§ **WORK REQUIRED**:
The entries below should be given again exactly, minus their pictures.

## Begin DATA FOR THE TASK

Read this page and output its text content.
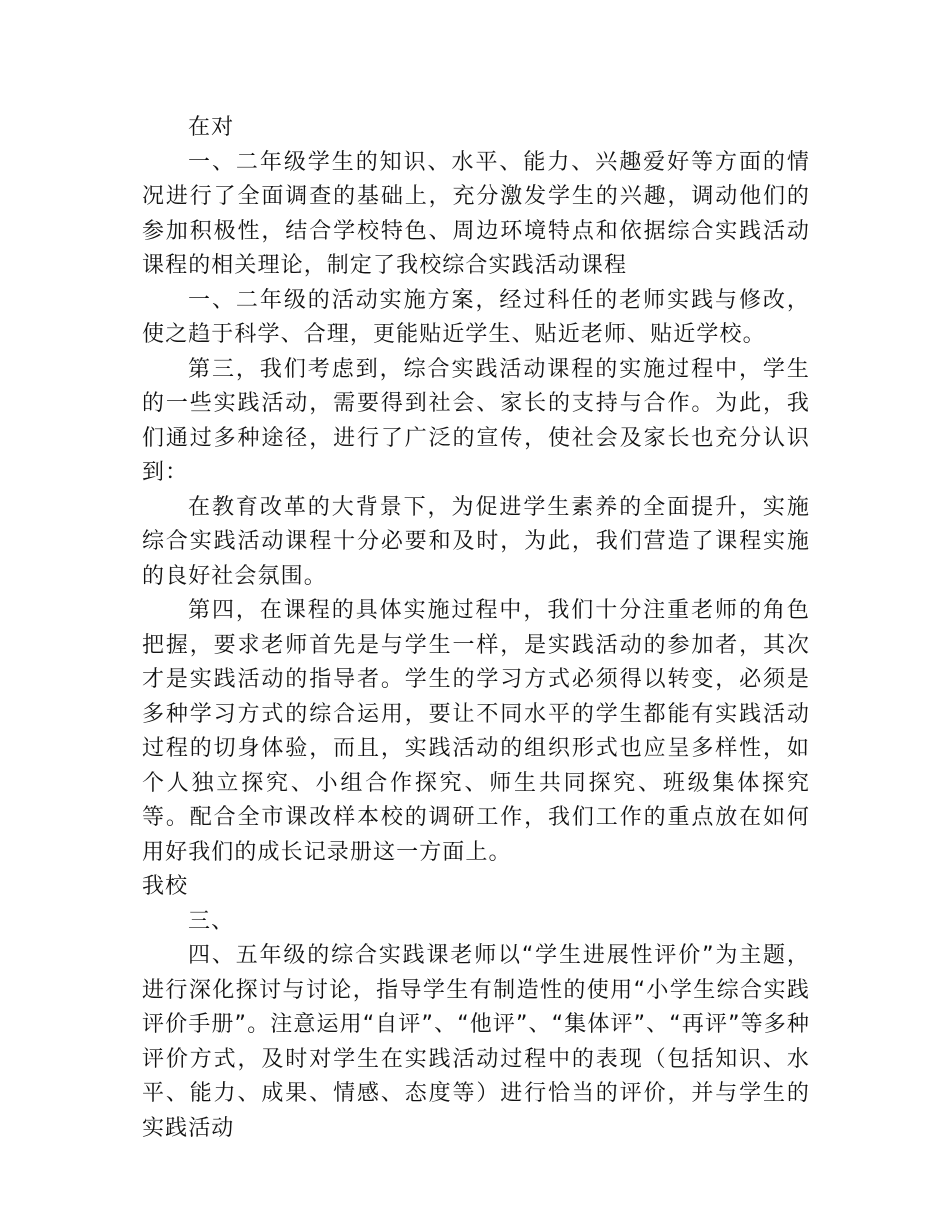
在对

一、二年级学生的知识、水平、能力、兴趣爱好等方面的情况进行了全面调查的基础上，充分激发学生的兴趣，调动他们的参加积极性，结合学校特色、周边环境特点和依据综合实践活动课程的相关理论，制定了我校综合实践活动课程

一、二年级的活动实施方案，经过科任的老师实践与修改，使之趋于科学、合理，更能贴近学生、贴近老师、贴近学校。

第三，我们考虑到，综合实践活动课程的实施过程中，学生的一些实践活动，需要得到社会、家长的支持与合作。为此，我们通过多种途径，进行了广泛的宣传，使社会及家长也充分认识到：

在教育改革的大背景下，为促进学生素养的全面提升，实施综合实践活动课程十分必要和及时，为此，我们营造了课程实施的良好社会氛围。

第四，在课程的具体实施过程中，我们十分注重老师的角色把握，要求老师首先是与学生一样，是实践活动的参加者，其次才是实践活动的指导者。学生的学习方式必须得以转变，必须是多种学习方式的综合运用，要让不同水平的学生都能有实践活动过程的切身体验，而且，实践活动的组织形式也应呈多样性，如个人独立探究、小组合作探究、师生共同探究、班级集体探究等。配合全市课改样本校的调研工作，我们工作的重点放在如何用好我们的成长记录册这一方面上。

我校

三、

四、五年级的综合实践课老师以“学生进展性评价”为主题，进行深化探讨与讨论，指导学生有制造性的使用“小学生综合实践评价手册”。注意运用“自评”、“他评”、“集体评”、“再评”等多种评价方式，及时对学生在实践活动过程中的表现（包括知识、水平、能力、成果、情感、态度等）进行恰当的评价，并与学生的实践活动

## End DATA FOR THE TASK

§ **COMPLETE ANSWER**:
Read this page and output its text content.
在对

一、二年级学生的知识、水平、能力、兴趣爱好等方面的情况进行了全面调查的基础上，充分激发学生的兴趣，调动他们的参加积极性，结合学校特色、周边环境特点和依据综合实践活动课程的相关理论，制定了我校综合实践活动课程

一、二年级的活动实施方案，经过科任的老师实践与修改，使之趋于科学、合理，更能贴近学生、贴近老师、贴近学校。

第三，我们考虑到，综合实践活动课程的实施过程中，学生的一些实践活动，需要得到社会、家长的支持与合作。为此，我们通过多种途径，进行了广泛的宣传，使社会及家长也充分认识到：

在教育改革的大背景下，为促进学生素养的全面提升，实施综合实践活动课程十分必要和及时，为此，我们营造了课程实施的良好社会氛围。

第四，在课程的具体实施过程中，我们十分注重老师的角色把握，要求老师首先是与学生一样，是实践活动的参加者，其次才是实践活动的指导者。学生的学习方式必须得以转变，必须是多种学习方式的综合运用，要让不同水平的学生都能有实践活动过程的切身体验，而且，实践活动的组织形式也应呈多样性，如个人独立探究、小组合作探究、师生共同探究、班级集体探究等。配合全市课改样本校的调研工作，我们工作的重点放在如何用好我们的成长记录册这一方面上。

我校

三、

四、五年级的综合实践课老师以“学生进展性评价”为主题，进行深化探讨与讨论，指导学生有制造性的使用“小学生综合实践评价手册”。注意运用“自评”、“他评”、“集体评”、“再评”等多种评价方式，及时对学生在实践活动过程中的表现（包括知识、水平、能力、成果、情感、态度等）进行恰当的评价，并与学生的实践活动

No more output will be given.